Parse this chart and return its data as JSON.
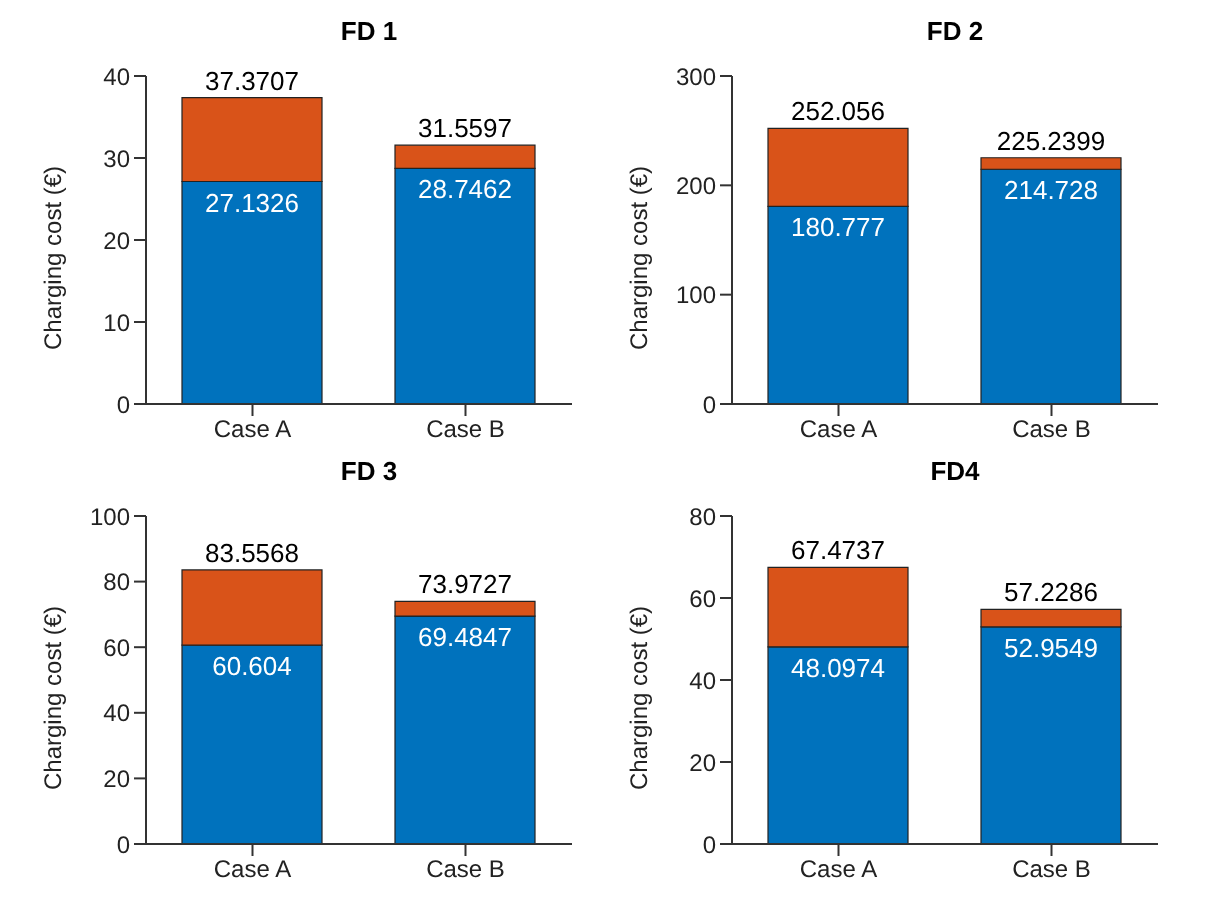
{
  "chart_data": [
    {
      "type": "bar",
      "title": "FD 1",
      "ylabel": "Charging cost (€)",
      "categories": [
        "Case A",
        "Case B"
      ],
      "stacked": true,
      "ylim": [
        0,
        40
      ],
      "yticks": [
        0,
        10,
        20,
        30,
        40
      ],
      "series": [
        {
          "color": "#0072bd",
          "values": [
            27.1326,
            28.7462
          ],
          "value_labels": [
            "27.1326",
            "28.7462"
          ]
        },
        {
          "color": "#d95319",
          "values": [
            10.2381,
            2.8135
          ]
        }
      ],
      "totals": [
        "37.3707",
        "31.5597"
      ]
    },
    {
      "type": "bar",
      "title": "FD 2",
      "ylabel": "Charging cost (€)",
      "categories": [
        "Case A",
        "Case B"
      ],
      "stacked": true,
      "ylim": [
        0,
        300
      ],
      "yticks": [
        0,
        100,
        200,
        300
      ],
      "series": [
        {
          "color": "#0072bd",
          "values": [
            180.777,
            214.728
          ],
          "value_labels": [
            "180.777",
            "214.728"
          ]
        },
        {
          "color": "#d95319",
          "values": [
            71.279,
            10.5119
          ]
        }
      ],
      "totals": [
        "252.056",
        "225.2399"
      ]
    },
    {
      "type": "bar",
      "title": "FD 3",
      "ylabel": "Charging cost (€)",
      "categories": [
        "Case A",
        "Case B"
      ],
      "stacked": true,
      "ylim": [
        0,
        100
      ],
      "yticks": [
        0,
        20,
        40,
        60,
        80,
        100
      ],
      "series": [
        {
          "color": "#0072bd",
          "values": [
            60.604,
            69.4847
          ],
          "value_labels": [
            "60.604",
            "69.4847"
          ]
        },
        {
          "color": "#d95319",
          "values": [
            22.9528,
            4.488
          ]
        }
      ],
      "totals": [
        "83.5568",
        "73.9727"
      ]
    },
    {
      "type": "bar",
      "title": "FD4",
      "ylabel": "Charging cost (€)",
      "categories": [
        "Case A",
        "Case B"
      ],
      "stacked": true,
      "ylim": [
        0,
        80
      ],
      "yticks": [
        0,
        20,
        40,
        60,
        80
      ],
      "series": [
        {
          "color": "#0072bd",
          "values": [
            48.0974,
            52.9549
          ],
          "value_labels": [
            "48.0974",
            "52.9549"
          ]
        },
        {
          "color": "#d95319",
          "values": [
            19.3763,
            4.2737
          ]
        }
      ],
      "totals": [
        "67.4737",
        "57.2286"
      ]
    }
  ]
}
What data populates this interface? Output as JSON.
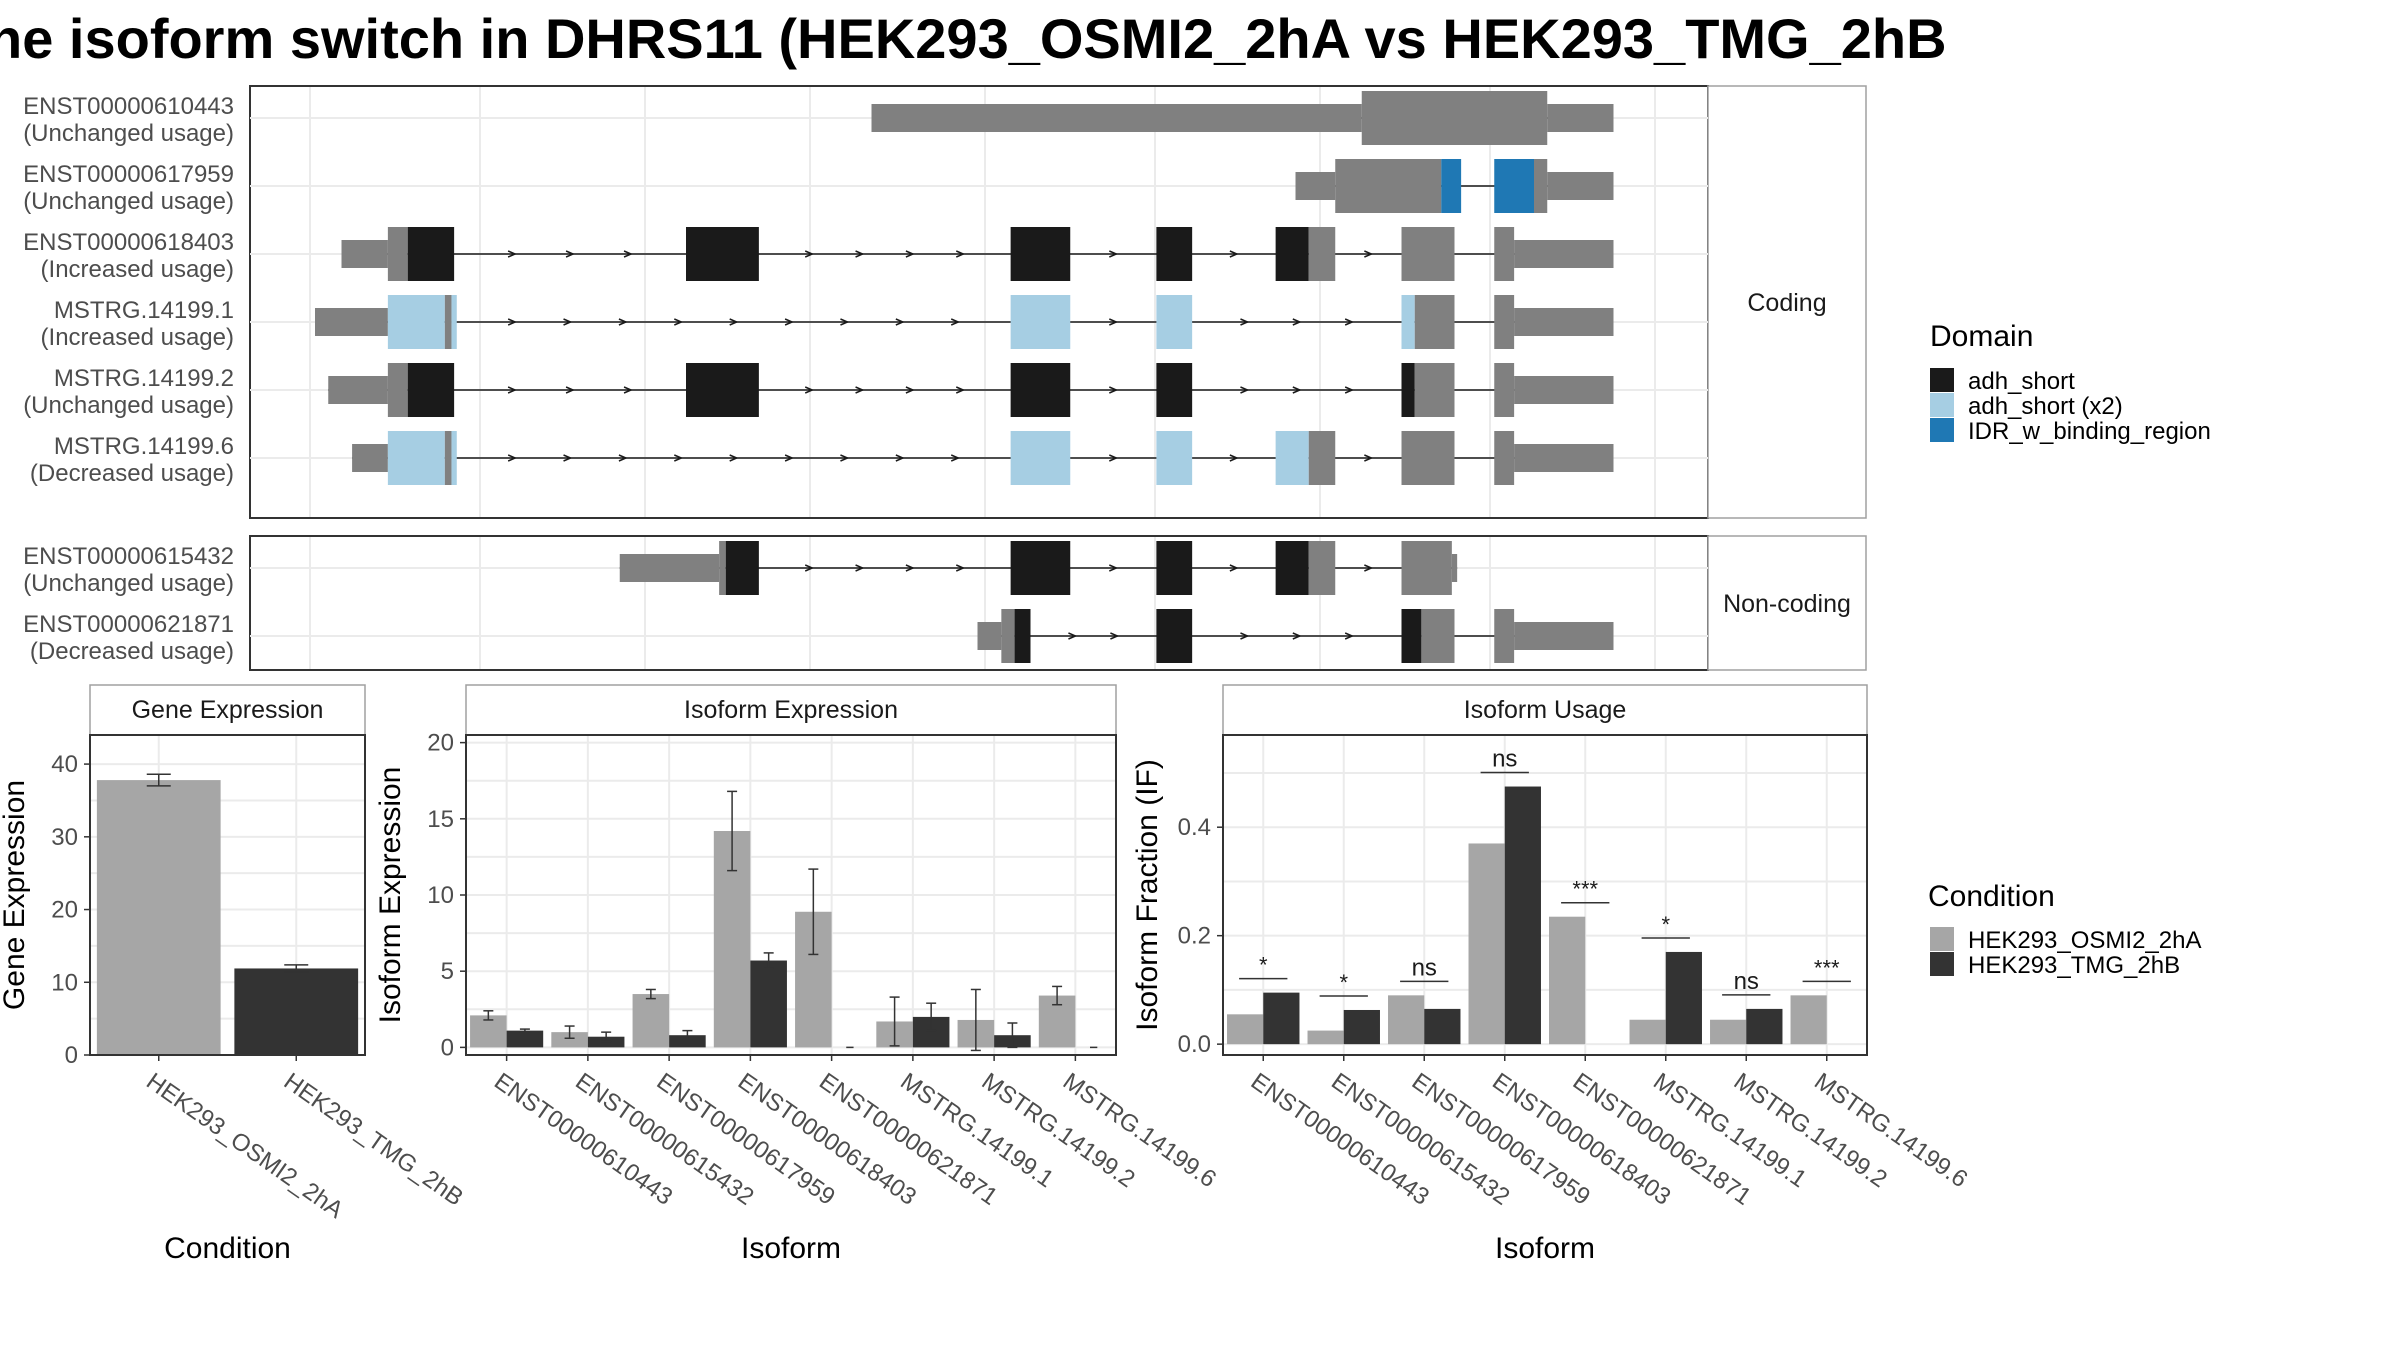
= = = = =
## WRITTEN PROBLEM
Quote every entry exactly, with the pictures omitted.

## FINAL RESULT
Parse this chart and return its data as JSON.
{
  "chart_data": [
    {
      "type": "bar",
      "title": "FD 1",
      "ylabel": "Charging cost (€)",
      "categories": [
        "Case A",
        "Case B"
      ],
      "stacked": true,
      "ylim": [
        0,
        40
      ],
      "yticks": [
        0,
        10,
        20,
        30,
        40
      ],
      "series": [
        {
          "color": "#0072bd",
          "values": [
            27.1326,
            28.7462
          ],
          "value_labels": [
            "27.1326",
            "28.7462"
          ]
        },
        {
          "color": "#d95319",
          "values": [
            10.2381,
            2.8135
          ]
        }
      ],
      "totals": [
        "37.3707",
        "31.5597"
      ]
    },
    {
      "type": "bar",
      "title": "FD 2",
      "ylabel": "Charging cost (€)",
      "categories": [
        "Case A",
        "Case B"
      ],
      "stacked": true,
      "ylim": [
        0,
        300
      ],
      "yticks": [
        0,
        100,
        200,
        300
      ],
      "series": [
        {
          "color": "#0072bd",
          "values": [
            180.777,
            214.728
          ],
          "value_labels": [
            "180.777",
            "214.728"
          ]
        },
        {
          "color": "#d95319",
          "values": [
            71.279,
            10.5119
          ]
        }
      ],
      "totals": [
        "252.056",
        "225.2399"
      ]
    },
    {
      "type": "bar",
      "title": "FD 3",
      "ylabel": "Charging cost (€)",
      "categories": [
        "Case A",
        "Case B"
      ],
      "stacked": true,
      "ylim": [
        0,
        100
      ],
      "yticks": [
        0,
        20,
        40,
        60,
        80,
        100
      ],
      "series": [
        {
          "color": "#0072bd",
          "values": [
            60.604,
            69.4847
          ],
          "value_labels": [
            "60.604",
            "69.4847"
          ]
        },
        {
          "color": "#d95319",
          "values": [
            22.9528,
            4.488
          ]
        }
      ],
      "totals": [
        "83.5568",
        "73.9727"
      ]
    },
    {
      "type": "bar",
      "title": "FD4",
      "ylabel": "Charging cost (€)",
      "categories": [
        "Case A",
        "Case B"
      ],
      "stacked": true,
      "ylim": [
        0,
        80
      ],
      "yticks": [
        0,
        20,
        40,
        60,
        80
      ],
      "series": [
        {
          "color": "#0072bd",
          "values": [
            48.0974,
            52.9549
          ],
          "value_labels": [
            "48.0974",
            "52.9549"
          ]
        },
        {
          "color": "#d95319",
          "values": [
            19.3763,
            4.2737
          ]
        }
      ],
      "totals": [
        "67.4737",
        "57.2286"
      ]
    }
  ]
}
What data populates this interface? Output as JSON.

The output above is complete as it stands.